*Exercise material*.
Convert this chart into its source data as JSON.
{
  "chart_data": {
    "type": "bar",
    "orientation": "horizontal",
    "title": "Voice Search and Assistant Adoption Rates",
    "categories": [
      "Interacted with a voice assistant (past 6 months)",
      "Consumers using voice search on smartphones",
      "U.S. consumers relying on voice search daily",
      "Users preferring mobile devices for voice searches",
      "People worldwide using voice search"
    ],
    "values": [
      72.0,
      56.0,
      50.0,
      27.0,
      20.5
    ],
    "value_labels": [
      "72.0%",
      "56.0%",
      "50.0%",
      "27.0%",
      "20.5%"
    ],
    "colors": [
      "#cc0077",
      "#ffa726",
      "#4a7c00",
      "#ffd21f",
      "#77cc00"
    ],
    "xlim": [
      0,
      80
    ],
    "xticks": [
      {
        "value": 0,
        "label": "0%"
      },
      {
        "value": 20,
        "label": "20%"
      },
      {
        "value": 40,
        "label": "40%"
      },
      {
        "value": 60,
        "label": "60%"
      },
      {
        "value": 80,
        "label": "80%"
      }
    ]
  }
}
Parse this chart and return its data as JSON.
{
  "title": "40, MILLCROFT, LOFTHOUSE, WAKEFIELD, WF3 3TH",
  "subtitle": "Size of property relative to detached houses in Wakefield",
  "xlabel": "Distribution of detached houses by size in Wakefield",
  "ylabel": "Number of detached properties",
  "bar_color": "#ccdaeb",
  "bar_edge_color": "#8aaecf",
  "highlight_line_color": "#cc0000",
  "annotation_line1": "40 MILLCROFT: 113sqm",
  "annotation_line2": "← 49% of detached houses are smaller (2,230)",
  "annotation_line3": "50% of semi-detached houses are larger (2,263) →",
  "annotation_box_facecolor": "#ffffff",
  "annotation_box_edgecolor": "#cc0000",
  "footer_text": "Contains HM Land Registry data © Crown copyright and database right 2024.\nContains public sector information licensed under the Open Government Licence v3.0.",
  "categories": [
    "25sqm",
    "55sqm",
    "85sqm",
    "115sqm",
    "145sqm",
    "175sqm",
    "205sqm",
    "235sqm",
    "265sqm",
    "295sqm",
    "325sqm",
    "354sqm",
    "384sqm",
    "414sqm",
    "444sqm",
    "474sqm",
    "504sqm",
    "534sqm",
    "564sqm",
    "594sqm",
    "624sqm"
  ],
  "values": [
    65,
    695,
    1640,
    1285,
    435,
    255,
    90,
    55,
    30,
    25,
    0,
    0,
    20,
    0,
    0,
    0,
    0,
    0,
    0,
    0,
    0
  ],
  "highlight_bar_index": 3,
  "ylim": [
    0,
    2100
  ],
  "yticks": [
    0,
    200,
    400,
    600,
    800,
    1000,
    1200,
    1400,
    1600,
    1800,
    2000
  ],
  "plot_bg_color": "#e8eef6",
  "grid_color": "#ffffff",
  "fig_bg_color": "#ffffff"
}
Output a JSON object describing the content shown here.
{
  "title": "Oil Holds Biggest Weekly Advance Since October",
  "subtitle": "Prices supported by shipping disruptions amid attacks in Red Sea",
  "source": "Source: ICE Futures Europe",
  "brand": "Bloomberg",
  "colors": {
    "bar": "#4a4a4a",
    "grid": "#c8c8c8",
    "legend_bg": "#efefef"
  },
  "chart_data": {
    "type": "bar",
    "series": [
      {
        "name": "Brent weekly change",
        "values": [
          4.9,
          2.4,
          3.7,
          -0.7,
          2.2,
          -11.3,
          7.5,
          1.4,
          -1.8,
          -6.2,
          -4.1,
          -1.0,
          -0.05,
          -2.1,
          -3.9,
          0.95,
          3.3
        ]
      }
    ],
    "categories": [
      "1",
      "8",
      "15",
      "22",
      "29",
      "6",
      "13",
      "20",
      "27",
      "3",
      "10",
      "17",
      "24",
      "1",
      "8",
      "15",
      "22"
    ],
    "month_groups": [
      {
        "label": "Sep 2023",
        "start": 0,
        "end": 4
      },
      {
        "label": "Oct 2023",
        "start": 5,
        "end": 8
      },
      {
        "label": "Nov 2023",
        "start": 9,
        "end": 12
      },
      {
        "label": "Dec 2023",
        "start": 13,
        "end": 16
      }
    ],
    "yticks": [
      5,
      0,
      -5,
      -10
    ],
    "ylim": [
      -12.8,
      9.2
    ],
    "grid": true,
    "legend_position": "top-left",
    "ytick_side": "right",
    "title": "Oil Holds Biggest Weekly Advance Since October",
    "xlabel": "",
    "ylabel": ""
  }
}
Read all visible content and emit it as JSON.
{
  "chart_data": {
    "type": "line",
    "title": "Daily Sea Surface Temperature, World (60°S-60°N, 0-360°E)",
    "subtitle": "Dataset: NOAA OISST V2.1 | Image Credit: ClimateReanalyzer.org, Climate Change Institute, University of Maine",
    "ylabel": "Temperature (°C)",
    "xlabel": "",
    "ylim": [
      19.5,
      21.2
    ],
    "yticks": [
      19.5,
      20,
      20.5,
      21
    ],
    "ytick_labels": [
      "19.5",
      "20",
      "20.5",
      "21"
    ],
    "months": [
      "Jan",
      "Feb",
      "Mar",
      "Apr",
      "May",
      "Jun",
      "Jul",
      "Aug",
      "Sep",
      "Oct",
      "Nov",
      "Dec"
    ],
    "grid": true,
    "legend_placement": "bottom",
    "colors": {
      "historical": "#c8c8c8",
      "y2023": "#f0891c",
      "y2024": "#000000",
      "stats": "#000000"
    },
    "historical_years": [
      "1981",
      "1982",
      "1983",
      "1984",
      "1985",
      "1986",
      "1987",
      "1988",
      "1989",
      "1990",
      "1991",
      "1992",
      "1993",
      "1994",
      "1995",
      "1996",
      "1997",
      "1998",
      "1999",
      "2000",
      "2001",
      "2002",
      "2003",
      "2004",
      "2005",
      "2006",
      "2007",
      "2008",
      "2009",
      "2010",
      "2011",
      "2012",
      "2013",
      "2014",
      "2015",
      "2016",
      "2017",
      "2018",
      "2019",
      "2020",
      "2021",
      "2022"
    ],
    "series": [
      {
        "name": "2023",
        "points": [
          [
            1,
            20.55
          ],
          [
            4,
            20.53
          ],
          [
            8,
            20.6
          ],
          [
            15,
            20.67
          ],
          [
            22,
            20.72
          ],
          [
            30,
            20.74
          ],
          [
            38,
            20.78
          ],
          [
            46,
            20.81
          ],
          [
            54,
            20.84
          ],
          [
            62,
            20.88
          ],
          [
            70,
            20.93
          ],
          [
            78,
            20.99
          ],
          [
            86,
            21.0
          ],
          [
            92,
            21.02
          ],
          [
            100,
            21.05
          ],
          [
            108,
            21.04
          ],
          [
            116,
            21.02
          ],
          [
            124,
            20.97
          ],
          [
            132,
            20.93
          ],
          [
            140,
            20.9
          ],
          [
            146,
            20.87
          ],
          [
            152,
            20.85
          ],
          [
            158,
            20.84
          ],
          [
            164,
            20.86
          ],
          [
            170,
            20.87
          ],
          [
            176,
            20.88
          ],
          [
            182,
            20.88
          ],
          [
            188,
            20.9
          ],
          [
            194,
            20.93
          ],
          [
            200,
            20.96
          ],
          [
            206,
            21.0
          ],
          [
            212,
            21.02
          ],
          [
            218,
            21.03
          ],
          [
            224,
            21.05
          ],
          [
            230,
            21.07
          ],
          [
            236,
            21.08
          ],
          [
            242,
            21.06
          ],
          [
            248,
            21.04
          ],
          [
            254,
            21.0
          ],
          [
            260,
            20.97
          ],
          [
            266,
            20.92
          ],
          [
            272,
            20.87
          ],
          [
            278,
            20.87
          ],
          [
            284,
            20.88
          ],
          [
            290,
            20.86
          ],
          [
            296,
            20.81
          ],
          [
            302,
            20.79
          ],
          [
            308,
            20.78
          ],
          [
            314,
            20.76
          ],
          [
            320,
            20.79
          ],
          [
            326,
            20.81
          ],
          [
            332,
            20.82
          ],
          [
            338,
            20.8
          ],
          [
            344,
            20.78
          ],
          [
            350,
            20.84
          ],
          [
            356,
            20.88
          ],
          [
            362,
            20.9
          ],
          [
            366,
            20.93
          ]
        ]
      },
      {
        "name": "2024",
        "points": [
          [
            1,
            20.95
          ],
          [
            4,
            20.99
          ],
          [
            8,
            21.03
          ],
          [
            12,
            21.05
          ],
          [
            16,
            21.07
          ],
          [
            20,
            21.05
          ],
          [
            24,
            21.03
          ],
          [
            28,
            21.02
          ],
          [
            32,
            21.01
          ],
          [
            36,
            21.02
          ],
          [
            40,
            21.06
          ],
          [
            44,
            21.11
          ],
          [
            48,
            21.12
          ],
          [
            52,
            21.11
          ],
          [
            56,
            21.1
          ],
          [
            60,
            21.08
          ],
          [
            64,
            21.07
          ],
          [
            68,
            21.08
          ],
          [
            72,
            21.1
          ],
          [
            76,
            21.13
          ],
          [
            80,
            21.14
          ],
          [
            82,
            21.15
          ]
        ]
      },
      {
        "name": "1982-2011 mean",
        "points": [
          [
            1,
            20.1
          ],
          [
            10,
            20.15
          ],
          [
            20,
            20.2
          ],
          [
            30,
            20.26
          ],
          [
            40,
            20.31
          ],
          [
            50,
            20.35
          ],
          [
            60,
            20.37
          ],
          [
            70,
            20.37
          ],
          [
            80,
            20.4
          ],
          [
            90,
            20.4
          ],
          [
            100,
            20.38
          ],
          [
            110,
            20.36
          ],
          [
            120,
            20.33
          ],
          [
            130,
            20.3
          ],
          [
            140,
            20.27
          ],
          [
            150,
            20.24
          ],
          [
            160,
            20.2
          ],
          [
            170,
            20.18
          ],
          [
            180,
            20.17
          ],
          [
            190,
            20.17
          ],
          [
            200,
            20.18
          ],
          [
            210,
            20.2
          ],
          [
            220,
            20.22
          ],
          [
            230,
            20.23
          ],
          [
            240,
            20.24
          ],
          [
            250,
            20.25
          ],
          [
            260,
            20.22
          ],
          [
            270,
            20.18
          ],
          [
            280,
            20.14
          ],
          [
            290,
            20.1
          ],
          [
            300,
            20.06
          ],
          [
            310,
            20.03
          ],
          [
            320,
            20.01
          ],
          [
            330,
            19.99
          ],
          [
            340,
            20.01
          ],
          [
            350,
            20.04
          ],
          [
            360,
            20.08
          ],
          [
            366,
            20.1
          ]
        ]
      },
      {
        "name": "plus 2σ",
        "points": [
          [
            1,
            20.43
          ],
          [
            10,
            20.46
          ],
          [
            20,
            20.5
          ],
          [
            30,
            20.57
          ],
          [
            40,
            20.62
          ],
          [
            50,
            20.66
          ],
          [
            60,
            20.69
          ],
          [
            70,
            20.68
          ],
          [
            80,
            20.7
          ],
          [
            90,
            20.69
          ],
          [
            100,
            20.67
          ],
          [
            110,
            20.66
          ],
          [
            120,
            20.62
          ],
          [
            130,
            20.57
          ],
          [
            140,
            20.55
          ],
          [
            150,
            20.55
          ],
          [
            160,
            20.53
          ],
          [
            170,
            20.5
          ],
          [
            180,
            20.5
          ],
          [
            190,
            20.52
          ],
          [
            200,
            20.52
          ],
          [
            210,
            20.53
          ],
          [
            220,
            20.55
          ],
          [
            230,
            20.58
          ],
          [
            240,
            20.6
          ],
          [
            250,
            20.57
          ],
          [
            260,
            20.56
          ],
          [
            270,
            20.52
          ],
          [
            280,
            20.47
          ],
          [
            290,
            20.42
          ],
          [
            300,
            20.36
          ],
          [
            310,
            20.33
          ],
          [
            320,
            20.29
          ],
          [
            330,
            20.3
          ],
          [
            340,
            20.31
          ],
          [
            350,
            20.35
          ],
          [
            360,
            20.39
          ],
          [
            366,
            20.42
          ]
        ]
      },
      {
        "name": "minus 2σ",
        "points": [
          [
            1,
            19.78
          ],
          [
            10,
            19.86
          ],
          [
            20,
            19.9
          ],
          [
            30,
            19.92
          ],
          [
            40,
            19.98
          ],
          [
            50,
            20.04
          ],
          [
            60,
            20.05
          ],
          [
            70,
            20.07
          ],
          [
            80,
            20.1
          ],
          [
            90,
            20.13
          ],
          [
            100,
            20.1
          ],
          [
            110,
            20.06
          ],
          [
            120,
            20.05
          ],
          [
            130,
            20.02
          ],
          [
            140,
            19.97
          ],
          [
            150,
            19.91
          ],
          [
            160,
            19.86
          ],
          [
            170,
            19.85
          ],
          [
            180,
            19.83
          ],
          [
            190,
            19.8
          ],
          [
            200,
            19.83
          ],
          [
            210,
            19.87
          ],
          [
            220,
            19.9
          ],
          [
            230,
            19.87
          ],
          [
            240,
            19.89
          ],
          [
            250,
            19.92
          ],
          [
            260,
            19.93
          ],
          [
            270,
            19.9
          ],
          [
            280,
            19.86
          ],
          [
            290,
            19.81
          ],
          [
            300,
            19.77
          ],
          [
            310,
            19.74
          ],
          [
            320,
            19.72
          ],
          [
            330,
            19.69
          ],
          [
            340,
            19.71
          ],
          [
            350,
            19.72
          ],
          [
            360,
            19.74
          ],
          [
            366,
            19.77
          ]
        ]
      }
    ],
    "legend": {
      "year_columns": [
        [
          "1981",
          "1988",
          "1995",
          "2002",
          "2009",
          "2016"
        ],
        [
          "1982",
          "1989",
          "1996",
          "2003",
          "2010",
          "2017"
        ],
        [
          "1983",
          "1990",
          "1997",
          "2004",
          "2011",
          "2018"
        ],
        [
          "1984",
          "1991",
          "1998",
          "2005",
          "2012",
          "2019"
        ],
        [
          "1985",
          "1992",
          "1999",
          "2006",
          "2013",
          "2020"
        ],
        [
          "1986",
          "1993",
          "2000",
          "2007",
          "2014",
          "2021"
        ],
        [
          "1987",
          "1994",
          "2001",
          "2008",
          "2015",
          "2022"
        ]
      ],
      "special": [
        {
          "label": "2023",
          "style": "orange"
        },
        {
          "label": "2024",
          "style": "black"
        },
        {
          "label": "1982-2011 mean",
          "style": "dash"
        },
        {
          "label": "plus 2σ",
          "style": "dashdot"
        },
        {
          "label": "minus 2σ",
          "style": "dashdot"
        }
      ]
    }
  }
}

*Instructions to follow*. Gather all the lines that include the word "Temperature" and copy them out.

*Answer to the exercise*.
    "title": "Daily Sea Surface Temperature, World (60°S-60°N, 0-360°E)",
    "ylabel": "Temperature (°C)",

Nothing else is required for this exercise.